## What you will do
Check every line below for the string "Design", and copy the lines that contain it.
* * * * *
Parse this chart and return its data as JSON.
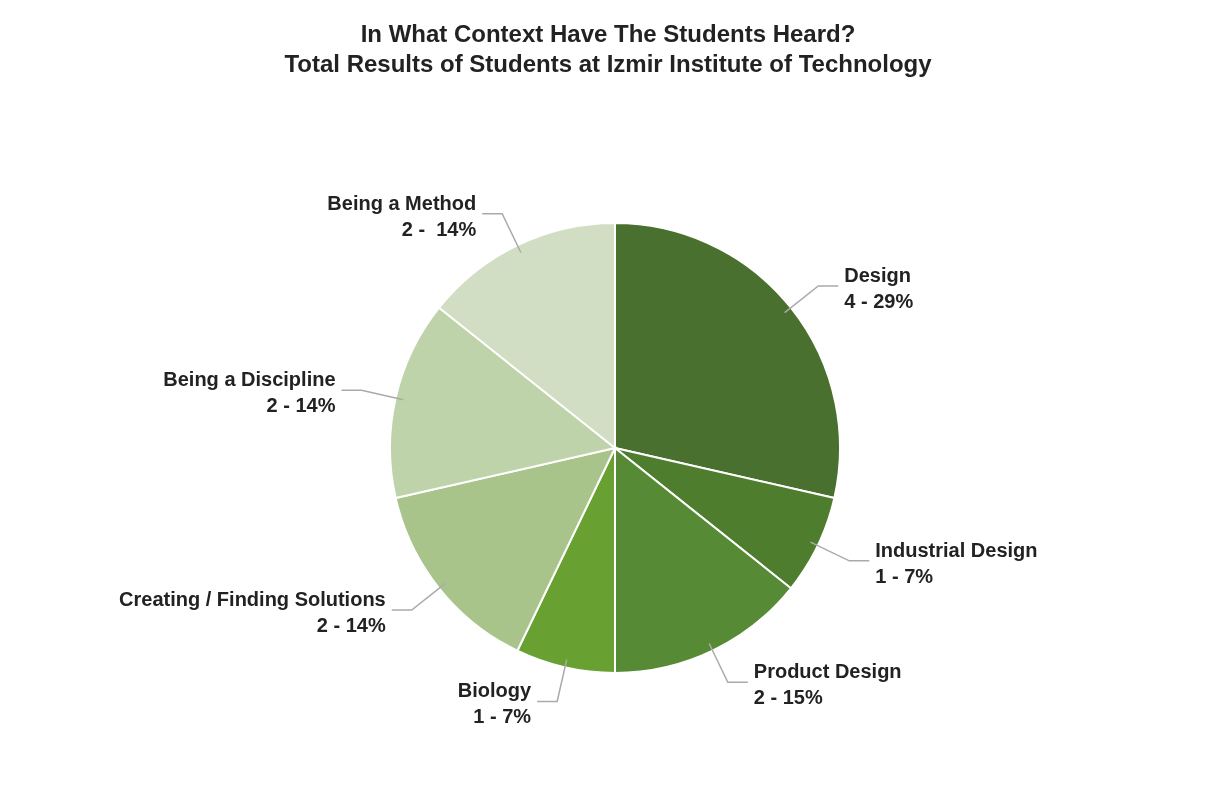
{
  "chart_data": {
    "type": "pie",
    "title": "In What Context Have The Students Heard?\nTotal Results of Students at Izmir Institute of Technology",
    "categories": [
      "Design",
      "Industrial Design",
      "Product Design",
      "Biology",
      "Creating / Finding Solutions",
      "Being a Discipline",
      "Being a Method"
    ],
    "values": [
      4,
      1,
      2,
      1,
      2,
      2,
      2
    ],
    "value_labels": [
      "4 - 29%",
      "1 - 7%",
      "2 - 15%",
      "1 - 7%",
      "2 - 14%",
      "2 - 14%",
      "2 -  14%"
    ],
    "colors": [
      "#4a7030",
      "#4f7d2e",
      "#578a35",
      "#68a032",
      "#a9c48b",
      "#bed3a9",
      "#d1dec3"
    ],
    "legend": false
  }
}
* * * * *
## Correct answer
      "Design",
      "Industrial Design",
      "Product Design",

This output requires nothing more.